== AIM ==
Pull out every line below containing the word "content".

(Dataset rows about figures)
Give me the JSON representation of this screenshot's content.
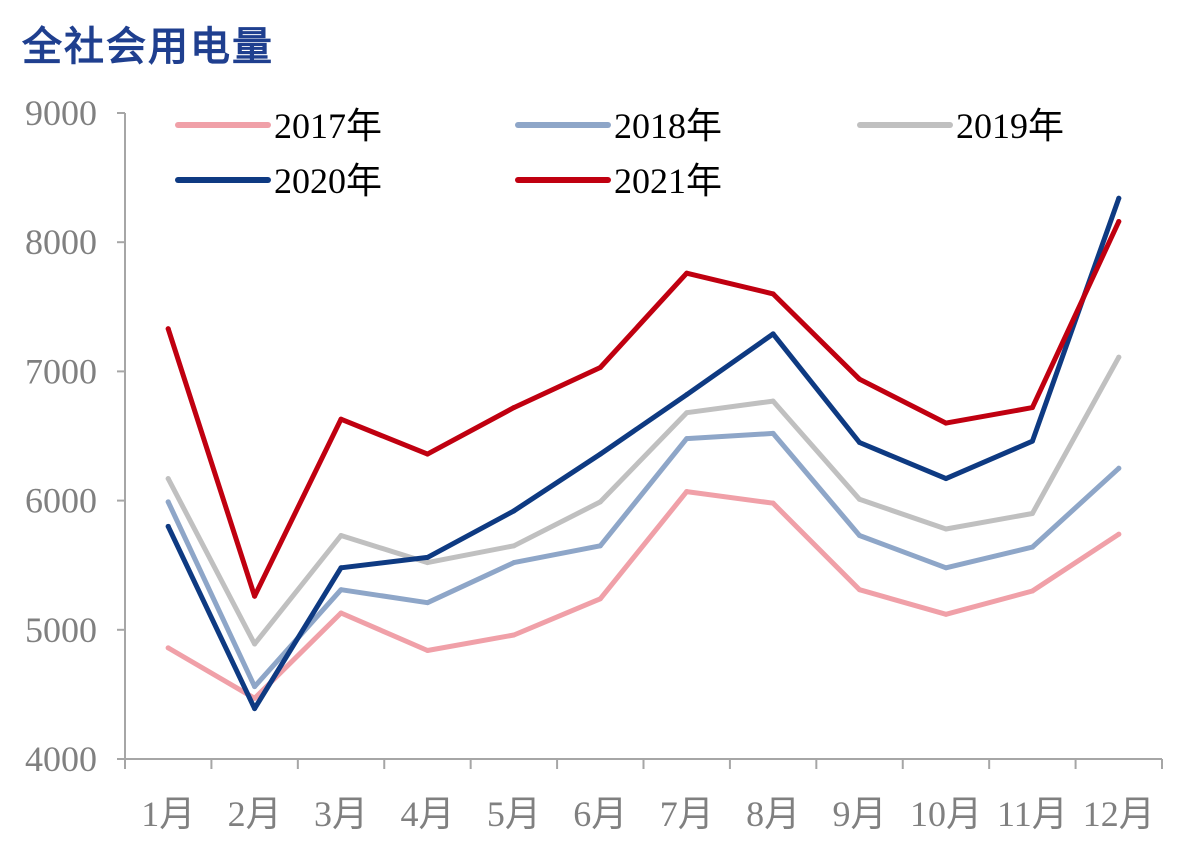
{
  "title": "全社会用电量",
  "chart_data": {
    "type": "line",
    "title": "全社会用电量",
    "xlabel": "",
    "ylabel": "",
    "categories": [
      "1月",
      "2月",
      "3月",
      "4月",
      "5月",
      "6月",
      "7月",
      "8月",
      "9月",
      "10月",
      "11月",
      "12月"
    ],
    "ylim": [
      4000,
      9000
    ],
    "yticks": [
      4000,
      5000,
      6000,
      7000,
      8000,
      9000
    ],
    "grid": false,
    "legend_position": "top",
    "series": [
      {
        "name": "2017年",
        "color": "#f0a0a8",
        "values": [
          4860,
          4470,
          5130,
          4840,
          4960,
          5240,
          6070,
          5980,
          5310,
          5120,
          5300,
          5740
        ]
      },
      {
        "name": "2018年",
        "color": "#8ea6c8",
        "values": [
          5990,
          4560,
          5310,
          5210,
          5520,
          5650,
          6480,
          6520,
          5730,
          5480,
          5640,
          6250
        ]
      },
      {
        "name": "2019年",
        "color": "#c0c0c0",
        "values": [
          6170,
          4890,
          5730,
          5520,
          5650,
          5990,
          6680,
          6770,
          6010,
          5780,
          5900,
          7110
        ]
      },
      {
        "name": "2020年",
        "color": "#0e3a82",
        "values": [
          5800,
          4390,
          5480,
          5560,
          5920,
          6360,
          6820,
          7290,
          6450,
          6170,
          6460,
          8340
        ]
      },
      {
        "name": "2021年",
        "color": "#c00010",
        "values": [
          7330,
          5260,
          6630,
          6360,
          6720,
          7030,
          7760,
          7600,
          6940,
          6600,
          6720,
          8160
        ]
      }
    ]
  }
}
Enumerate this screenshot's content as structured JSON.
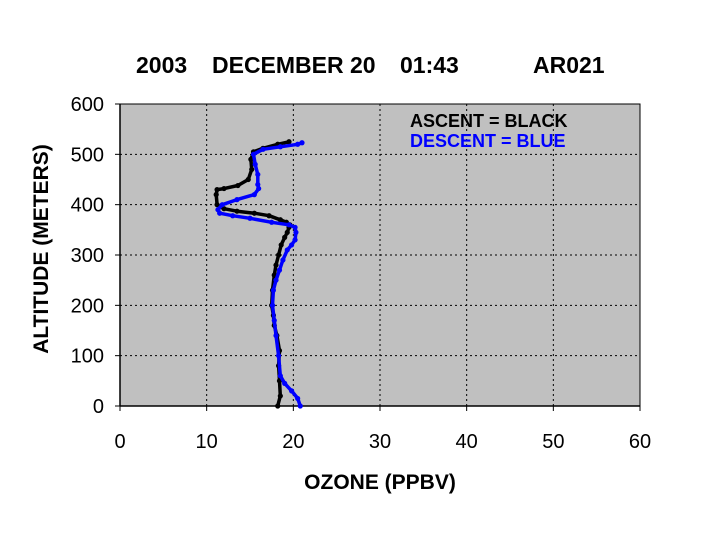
{
  "title_parts": {
    "year": "2003",
    "date": "DECEMBER 20",
    "time": "01:43",
    "id": "AR021"
  },
  "chart_data": {
    "type": "line",
    "xlabel": "OZONE (PPBV)",
    "ylabel": "ALTITUDE (METERS)",
    "xlim": [
      0,
      60
    ],
    "ylim": [
      0,
      600
    ],
    "xticks": [
      "0",
      "10",
      "20",
      "30",
      "40",
      "50",
      "60"
    ],
    "yticks": [
      "0",
      "100",
      "200",
      "300",
      "400",
      "500",
      "600"
    ],
    "grid": true,
    "background": "#c0c0c0",
    "legend": [
      {
        "label": "ASCENT   = BLACK",
        "color": "#000000"
      },
      {
        "label": "DESCENT = BLUE",
        "color": "#0000ff"
      }
    ],
    "series": [
      {
        "color": "#000000",
        "x": [
          18.2,
          18.5,
          18.4,
          18.3,
          18.4,
          18.1,
          17.8,
          17.7,
          17.5,
          17.6,
          17.8,
          18.0,
          18.3,
          18.6,
          19.0,
          19.3,
          19.5,
          19.6,
          19.2,
          18.5,
          17.2,
          15.5,
          13.5,
          12.0,
          11.2,
          11.1,
          11.2,
          12.0,
          13.6,
          14.8,
          15.2,
          15.1,
          15.4,
          16.5,
          18.2,
          19.5
        ],
        "y": [
          0,
          20,
          50,
          80,
          110,
          140,
          160,
          180,
          200,
          230,
          260,
          280,
          300,
          320,
          335,
          345,
          355,
          360,
          365,
          370,
          378,
          383,
          387,
          392,
          400,
          420,
          430,
          432,
          438,
          450,
          470,
          490,
          505,
          512,
          520,
          525
        ]
      },
      {
        "color": "#0000ff",
        "x": [
          20.8,
          20.5,
          19.8,
          19.0,
          18.5,
          18.3,
          18.0,
          17.8,
          17.6,
          17.7,
          18.0,
          18.4,
          18.8,
          19.3,
          19.8,
          20.2,
          20.3,
          20.2,
          19.5,
          17.5,
          15.0,
          13.0,
          11.5,
          11.3,
          11.8,
          13.5,
          15.5,
          16.0,
          15.9,
          15.9,
          15.6,
          15.4,
          16.5,
          18.5,
          20.5,
          21.0
        ],
        "y": [
          0,
          15,
          30,
          45,
          60,
          100,
          140,
          170,
          200,
          230,
          250,
          270,
          290,
          310,
          320,
          330,
          345,
          355,
          360,
          365,
          373,
          378,
          383,
          390,
          400,
          410,
          420,
          432,
          440,
          460,
          480,
          500,
          510,
          515,
          520,
          523
        ]
      }
    ]
  }
}
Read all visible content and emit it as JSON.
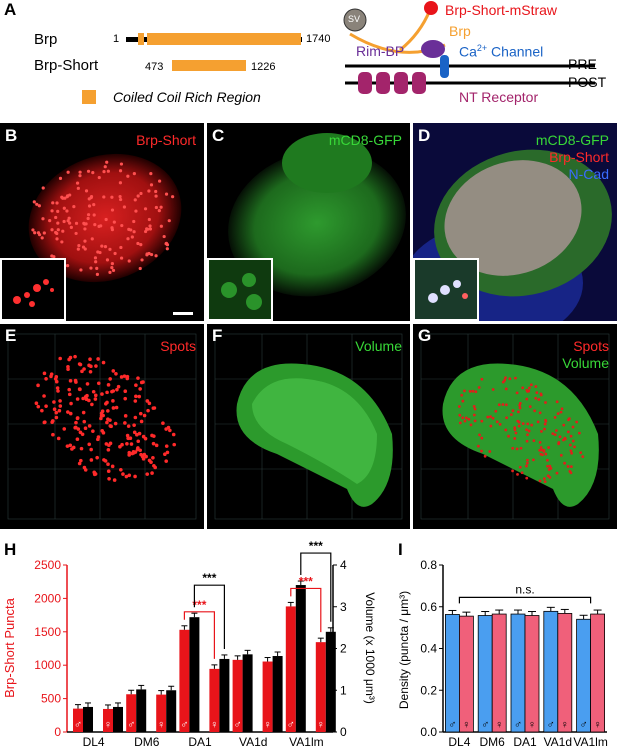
{
  "panelA": {
    "letter": "A",
    "brp_label": "Brp",
    "brp_start": "1",
    "brp_end": "1740",
    "short_label": "Brp-Short",
    "short_start": "473",
    "short_end": "1226",
    "legend_label": "Coiled Coil Rich Region",
    "sv": "SV",
    "mstraw": "Brp-Short-mStraw",
    "brp_syn": "Brp",
    "rimbp": "Rim-BP",
    "ca_prefix": "Ca",
    "ca_sup": "2+",
    "ca_suffix": " Channel",
    "pre": "PRE",
    "post": "POST",
    "ntr": "NT Receptor",
    "orange": "#f5a030",
    "purple": "#6a2f98",
    "blue": "#1a63c6",
    "red": "#e8141a",
    "maroon": "#a3246b"
  },
  "micro": {
    "B": {
      "letter": "B",
      "labels": [
        "Brp-Short"
      ],
      "colors": [
        "#ff2a2a"
      ]
    },
    "C": {
      "letter": "C",
      "labels": [
        "mCD8-GFP"
      ],
      "colors": [
        "#38d838"
      ]
    },
    "D": {
      "letter": "D",
      "labels": [
        "mCD8-GFP",
        "Brp-Short",
        "N-Cad"
      ],
      "colors": [
        "#38d838",
        "#ff2a2a",
        "#3a6cff"
      ]
    },
    "E": {
      "letter": "E",
      "labels": [
        "Spots"
      ],
      "colors": [
        "#ff2a2a"
      ]
    },
    "F": {
      "letter": "F",
      "labels": [
        "Volume"
      ],
      "colors": [
        "#38d838"
      ]
    },
    "G": {
      "letter": "G",
      "labels": [
        "Spots",
        "Volume"
      ],
      "colors": [
        "#ff2a2a",
        "#38d838"
      ]
    }
  },
  "chart_data": [
    {
      "panel": "H",
      "type": "bar",
      "categories": [
        "DL4",
        "DM6",
        "DA1",
        "VA1d",
        "VA1lm"
      ],
      "ylabel": "Brp-Short Puncta",
      "y2label": "Volume (x 1000 μm³)",
      "ylim": [
        0,
        2500
      ],
      "y2lim": [
        0,
        4
      ],
      "yticks": [
        "0",
        "500",
        "1000",
        "1500",
        "2000",
        "2500"
      ],
      "y2ticks": [
        "0",
        "1",
        "2",
        "3",
        "4"
      ],
      "sexes": [
        "♂",
        "♀"
      ],
      "series": [
        {
          "name": "Brp-Short Puncta",
          "color": "#e8141a",
          "axis": "left",
          "values_male": [
            350,
            565,
            1530,
            1080,
            1880
          ],
          "values_female": [
            345,
            560,
            945,
            1055,
            1345
          ]
        },
        {
          "name": "Volume",
          "color": "#000000",
          "axis": "right",
          "values_male": [
            0.6,
            1.02,
            2.75,
            1.86,
            3.52
          ],
          "values_female": [
            0.6,
            1.0,
            1.75,
            1.82,
            2.4
          ]
        }
      ],
      "significance": [
        {
          "label": "***",
          "color": "#e8141a",
          "category": "DA1",
          "pair": "puncta"
        },
        {
          "label": "***",
          "color": "#000000",
          "category": "DA1",
          "pair": "volume"
        },
        {
          "label": "***",
          "color": "#e8141a",
          "category": "VA1lm",
          "pair": "puncta"
        },
        {
          "label": "***",
          "color": "#000000",
          "category": "VA1lm",
          "pair": "volume"
        }
      ]
    },
    {
      "panel": "I",
      "type": "bar",
      "categories": [
        "DL4",
        "DM6",
        "DA1",
        "VA1d",
        "VA1lm"
      ],
      "ylabel": "Density (puncta / μm³)",
      "ylim": [
        0,
        0.8
      ],
      "yticks": [
        "0.0",
        "0.2",
        "0.4",
        "0.6",
        "0.8"
      ],
      "sexes": [
        "♂",
        "♀"
      ],
      "series": [
        {
          "name": "male",
          "color": "#4a9ef0",
          "values": [
            0.563,
            0.558,
            0.565,
            0.578,
            0.54
          ]
        },
        {
          "name": "female",
          "color": "#f0607a",
          "values": [
            0.555,
            0.565,
            0.558,
            0.568,
            0.565
          ]
        }
      ],
      "annotation": "n.s."
    }
  ],
  "panel_letters": {
    "H": "H",
    "I": "I"
  }
}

== SOLUTION FOR THIS TASK ==
Give me the JSON representation of this screenshot's content.
Enumerate this screenshot's content as structured JSON.
Read all visible content and emit it as JSON.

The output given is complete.